# What is being asked
Where does the string "绘制服装款式图时" appear in the records? Copy every line that contains it.
** Start of Given information **
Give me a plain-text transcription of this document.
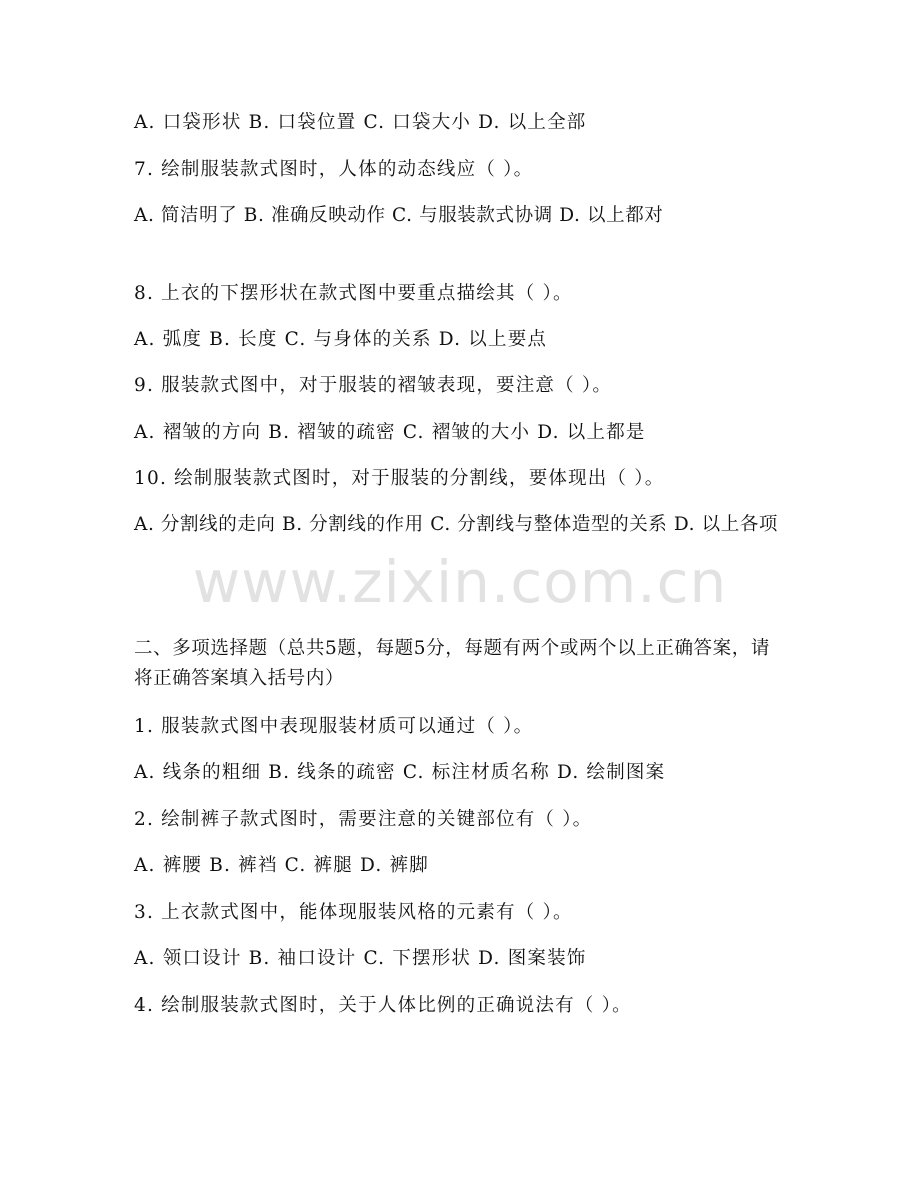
A. 口袋形状 B. 口袋位置 C. 口袋大小 D. 以上全部
7. 绘制服装款式图时，人体的动态线应（ ）。
A. 简洁明了 B. 准确反映动作 C. 与服装款式协调 D. 以上都对
8. 上衣的下摆形状在款式图中要重点描绘其（ ）。
A. 弧度 B. 长度 C. 与身体的关系 D. 以上要点
9. 服装款式图中，对于服装的褶皱表现，要注意（ ）。
A. 褶皱的方向 B. 褶皱的疏密 C. 褶皱的大小 D. 以上都是
10. 绘制服装款式图时，对于服装的分割线，要体现出（ ）。
A. 分割线的走向 B. 分割线的作用 C. 分割线与整体造型的关系 D. 以上各项
二、多项选择题（总共5题，每题5分，每题有两个或两个以上正确答案，请将正确答案填入括号内）
1. 服装款式图中表现服装材质可以通过（ ）。
A. 线条的粗细 B. 线条的疏密 C. 标注材质名称 D. 绘制图案
2. 绘制裤子款式图时，需要注意的关键部位有（ ）。
A. 裤腰 B. 裤裆 C. 裤腿 D. 裤脚
3. 上衣款式图中，能体现服装风格的元素有（ ）。
A. 领口设计 B. 袖口设计 C. 下摆形状 D. 图案装饰
4. 绘制服装款式图时，关于人体比例的正确说法有（ ）。
www.zixin.com.cn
** End of Given information **
# Written solution
7. 绘制服装款式图时，人体的动态线应（ ）。
10. 绘制服装款式图时，对于服装的分割线，要体现出（ ）。
4. 绘制服装款式图时，关于人体比例的正确说法有（ ）。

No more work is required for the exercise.